* Begin Record set *

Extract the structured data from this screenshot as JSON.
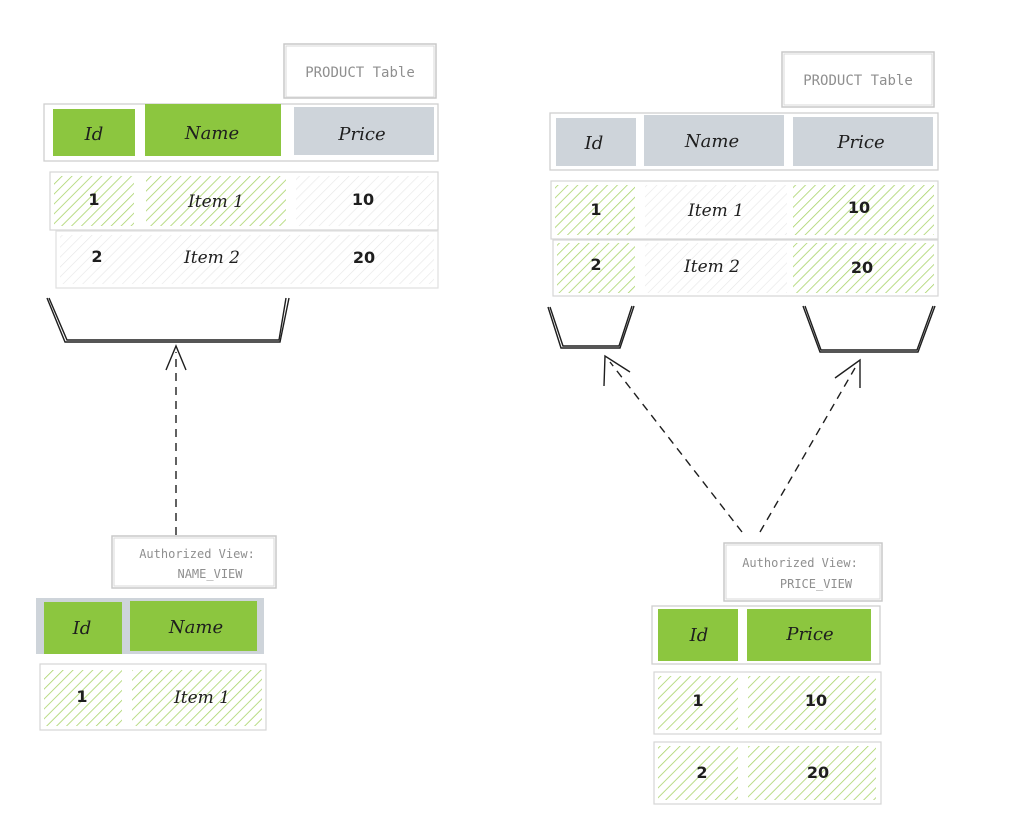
{
  "colors": {
    "green_solid": "#8cc63f",
    "green_hatch": "#a9d46a",
    "gray_header": "#ced4da",
    "outline": "#c9c9c9",
    "stroke": "#1e1e1e"
  },
  "left": {
    "table_label": "PRODUCT Table",
    "headers": [
      "Id",
      "Name",
      "Price"
    ],
    "rows": [
      [
        "1",
        "Item 1",
        "10"
      ],
      [
        "2",
        "Item 2",
        "20"
      ]
    ],
    "view_label_line1": "Authorized View:",
    "view_label_line2": "NAME_VIEW",
    "view_headers": [
      "Id",
      "Name"
    ],
    "view_rows": [
      [
        "1",
        "Item 1"
      ]
    ]
  },
  "right": {
    "table_label": "PRODUCT Table",
    "headers": [
      "Id",
      "Name",
      "Price"
    ],
    "rows": [
      [
        "1",
        "Item 1",
        "10"
      ],
      [
        "2",
        "Item 2",
        "20"
      ]
    ],
    "view_label_line1": "Authorized View:",
    "view_label_line2": "PRICE_VIEW",
    "view_headers": [
      "Id",
      "Price"
    ],
    "view_rows": [
      [
        "1",
        "10"
      ],
      [
        "2",
        "20"
      ]
    ]
  }
}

* End Record set *

▶ **Written problem**:
Pictures in the records above should not be copied. Repeat everything else exactly.

▶ **Full answer**:
Extract the structured data from this screenshot as JSON.
{
  "colors": {
    "green_solid": "#8cc63f",
    "green_hatch": "#a9d46a",
    "gray_header": "#ced4da",
    "outline": "#c9c9c9",
    "stroke": "#1e1e1e"
  },
  "left": {
    "table_label": "PRODUCT Table",
    "headers": [
      "Id",
      "Name",
      "Price"
    ],
    "rows": [
      [
        "1",
        "Item 1",
        "10"
      ],
      [
        "2",
        "Item 2",
        "20"
      ]
    ],
    "view_label_line1": "Authorized View:",
    "view_label_line2": "NAME_VIEW",
    "view_headers": [
      "Id",
      "Name"
    ],
    "view_rows": [
      [
        "1",
        "Item 1"
      ]
    ]
  },
  "right": {
    "table_label": "PRODUCT Table",
    "headers": [
      "Id",
      "Name",
      "Price"
    ],
    "rows": [
      [
        "1",
        "Item 1",
        "10"
      ],
      [
        "2",
        "Item 2",
        "20"
      ]
    ],
    "view_label_line1": "Authorized View:",
    "view_label_line2": "PRICE_VIEW",
    "view_headers": [
      "Id",
      "Price"
    ],
    "view_rows": [
      [
        "1",
        "10"
      ],
      [
        "2",
        "20"
      ]
    ]
  }
}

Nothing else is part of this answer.